_TO BE DONE_
Your answer should be a single number: the count of lines that hold the word "text".
--- start of SUPPLIED RECORDS ---
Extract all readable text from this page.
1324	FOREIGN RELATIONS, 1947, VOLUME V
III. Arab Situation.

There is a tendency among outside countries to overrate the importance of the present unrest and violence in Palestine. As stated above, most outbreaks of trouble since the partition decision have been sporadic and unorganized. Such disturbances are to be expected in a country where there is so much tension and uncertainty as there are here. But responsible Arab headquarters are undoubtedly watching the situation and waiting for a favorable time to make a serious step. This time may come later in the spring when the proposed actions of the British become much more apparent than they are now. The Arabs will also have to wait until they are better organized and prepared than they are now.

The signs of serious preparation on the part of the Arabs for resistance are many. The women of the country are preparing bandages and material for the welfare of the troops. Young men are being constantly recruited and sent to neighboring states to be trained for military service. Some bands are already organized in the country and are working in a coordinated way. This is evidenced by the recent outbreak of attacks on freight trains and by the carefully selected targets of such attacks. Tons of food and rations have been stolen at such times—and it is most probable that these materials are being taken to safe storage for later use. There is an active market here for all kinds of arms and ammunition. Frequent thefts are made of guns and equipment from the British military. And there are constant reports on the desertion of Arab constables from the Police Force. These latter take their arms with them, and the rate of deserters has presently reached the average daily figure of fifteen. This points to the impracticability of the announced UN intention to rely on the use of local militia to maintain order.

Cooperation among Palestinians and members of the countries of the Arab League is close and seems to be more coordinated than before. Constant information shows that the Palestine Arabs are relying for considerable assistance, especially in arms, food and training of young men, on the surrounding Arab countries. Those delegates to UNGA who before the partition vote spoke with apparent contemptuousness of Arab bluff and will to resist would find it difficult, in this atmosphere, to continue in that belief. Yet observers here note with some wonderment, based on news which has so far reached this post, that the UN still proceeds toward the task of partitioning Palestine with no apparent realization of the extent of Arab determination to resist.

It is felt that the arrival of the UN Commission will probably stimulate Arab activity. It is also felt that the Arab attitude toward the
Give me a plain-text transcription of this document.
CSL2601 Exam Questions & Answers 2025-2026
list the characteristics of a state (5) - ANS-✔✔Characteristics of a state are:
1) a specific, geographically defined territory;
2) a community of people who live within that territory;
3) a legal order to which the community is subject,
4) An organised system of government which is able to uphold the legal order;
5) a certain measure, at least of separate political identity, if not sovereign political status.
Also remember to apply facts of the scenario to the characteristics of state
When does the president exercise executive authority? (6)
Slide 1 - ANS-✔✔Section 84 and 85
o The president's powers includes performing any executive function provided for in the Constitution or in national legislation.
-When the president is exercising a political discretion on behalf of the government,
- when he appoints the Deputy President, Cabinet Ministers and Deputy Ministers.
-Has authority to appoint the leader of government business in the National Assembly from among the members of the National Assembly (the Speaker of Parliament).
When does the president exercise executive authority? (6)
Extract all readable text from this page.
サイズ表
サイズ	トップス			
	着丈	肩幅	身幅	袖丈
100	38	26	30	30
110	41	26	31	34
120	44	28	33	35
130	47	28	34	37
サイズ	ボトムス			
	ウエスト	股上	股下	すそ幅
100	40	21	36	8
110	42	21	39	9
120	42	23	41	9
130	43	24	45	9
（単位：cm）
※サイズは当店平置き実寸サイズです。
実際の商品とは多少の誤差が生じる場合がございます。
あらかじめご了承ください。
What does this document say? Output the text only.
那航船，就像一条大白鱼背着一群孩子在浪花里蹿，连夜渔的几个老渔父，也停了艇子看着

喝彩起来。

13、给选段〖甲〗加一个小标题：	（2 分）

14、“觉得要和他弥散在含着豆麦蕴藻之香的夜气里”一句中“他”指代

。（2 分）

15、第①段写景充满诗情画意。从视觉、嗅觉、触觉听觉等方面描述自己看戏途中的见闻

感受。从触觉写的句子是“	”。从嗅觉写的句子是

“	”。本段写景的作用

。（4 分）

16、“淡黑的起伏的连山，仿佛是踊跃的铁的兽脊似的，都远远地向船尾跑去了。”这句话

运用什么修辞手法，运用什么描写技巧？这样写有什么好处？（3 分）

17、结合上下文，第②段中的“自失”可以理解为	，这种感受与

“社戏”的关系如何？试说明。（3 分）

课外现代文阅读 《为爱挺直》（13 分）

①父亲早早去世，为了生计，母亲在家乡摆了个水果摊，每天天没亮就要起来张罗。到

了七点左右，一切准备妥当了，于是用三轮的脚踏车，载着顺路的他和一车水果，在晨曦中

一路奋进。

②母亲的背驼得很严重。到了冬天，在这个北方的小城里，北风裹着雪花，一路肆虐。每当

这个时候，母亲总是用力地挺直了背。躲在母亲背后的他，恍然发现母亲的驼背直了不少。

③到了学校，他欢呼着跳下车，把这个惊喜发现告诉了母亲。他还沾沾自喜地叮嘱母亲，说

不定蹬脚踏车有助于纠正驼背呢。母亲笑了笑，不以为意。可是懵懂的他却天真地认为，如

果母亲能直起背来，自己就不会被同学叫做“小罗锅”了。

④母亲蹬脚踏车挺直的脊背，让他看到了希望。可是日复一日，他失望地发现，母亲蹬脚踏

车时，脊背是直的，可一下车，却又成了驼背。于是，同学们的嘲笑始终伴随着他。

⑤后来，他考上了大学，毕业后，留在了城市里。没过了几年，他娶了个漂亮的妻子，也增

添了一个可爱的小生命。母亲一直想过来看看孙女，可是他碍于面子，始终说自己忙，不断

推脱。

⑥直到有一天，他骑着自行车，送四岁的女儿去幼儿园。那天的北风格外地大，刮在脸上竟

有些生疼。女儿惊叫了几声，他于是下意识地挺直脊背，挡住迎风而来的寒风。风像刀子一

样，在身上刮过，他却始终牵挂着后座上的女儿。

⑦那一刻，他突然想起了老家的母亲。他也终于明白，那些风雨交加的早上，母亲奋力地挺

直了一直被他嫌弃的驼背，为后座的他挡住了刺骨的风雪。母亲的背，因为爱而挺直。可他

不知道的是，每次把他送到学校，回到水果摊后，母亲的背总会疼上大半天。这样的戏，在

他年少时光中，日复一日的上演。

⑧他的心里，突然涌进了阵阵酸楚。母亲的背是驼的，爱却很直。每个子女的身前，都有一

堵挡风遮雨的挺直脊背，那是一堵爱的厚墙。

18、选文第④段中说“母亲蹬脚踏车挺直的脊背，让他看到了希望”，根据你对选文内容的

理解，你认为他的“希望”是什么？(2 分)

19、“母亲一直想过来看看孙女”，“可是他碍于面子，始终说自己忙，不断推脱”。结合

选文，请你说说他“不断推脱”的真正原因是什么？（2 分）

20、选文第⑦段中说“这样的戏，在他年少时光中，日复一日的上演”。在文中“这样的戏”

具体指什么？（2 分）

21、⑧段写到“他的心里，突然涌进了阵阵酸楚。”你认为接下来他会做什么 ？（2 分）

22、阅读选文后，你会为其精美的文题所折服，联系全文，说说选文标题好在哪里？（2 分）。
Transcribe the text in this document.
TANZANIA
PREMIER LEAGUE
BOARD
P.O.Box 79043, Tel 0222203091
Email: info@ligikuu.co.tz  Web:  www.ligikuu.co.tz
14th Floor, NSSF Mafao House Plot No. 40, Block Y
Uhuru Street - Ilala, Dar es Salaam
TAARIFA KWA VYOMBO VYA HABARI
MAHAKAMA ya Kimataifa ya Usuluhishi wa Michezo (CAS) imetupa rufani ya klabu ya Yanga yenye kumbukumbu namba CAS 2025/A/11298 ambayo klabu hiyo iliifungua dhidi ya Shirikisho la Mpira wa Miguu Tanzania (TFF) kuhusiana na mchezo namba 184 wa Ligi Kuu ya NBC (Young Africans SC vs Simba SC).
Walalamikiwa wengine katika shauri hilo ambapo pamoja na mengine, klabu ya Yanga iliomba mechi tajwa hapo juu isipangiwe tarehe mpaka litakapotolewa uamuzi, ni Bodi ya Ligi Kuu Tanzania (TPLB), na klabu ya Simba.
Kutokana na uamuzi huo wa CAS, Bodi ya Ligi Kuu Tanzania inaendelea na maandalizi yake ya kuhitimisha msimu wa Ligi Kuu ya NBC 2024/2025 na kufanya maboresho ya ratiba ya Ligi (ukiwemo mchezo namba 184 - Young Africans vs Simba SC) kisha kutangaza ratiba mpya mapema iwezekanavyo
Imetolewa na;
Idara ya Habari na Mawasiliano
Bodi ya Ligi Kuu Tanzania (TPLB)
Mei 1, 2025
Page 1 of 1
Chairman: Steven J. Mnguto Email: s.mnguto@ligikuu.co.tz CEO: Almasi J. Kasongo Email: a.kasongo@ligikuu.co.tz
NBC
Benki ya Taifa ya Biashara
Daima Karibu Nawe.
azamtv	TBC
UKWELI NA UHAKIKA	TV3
--- end of SUPPLIED RECORDS ---
_WORKED ANSWER_
5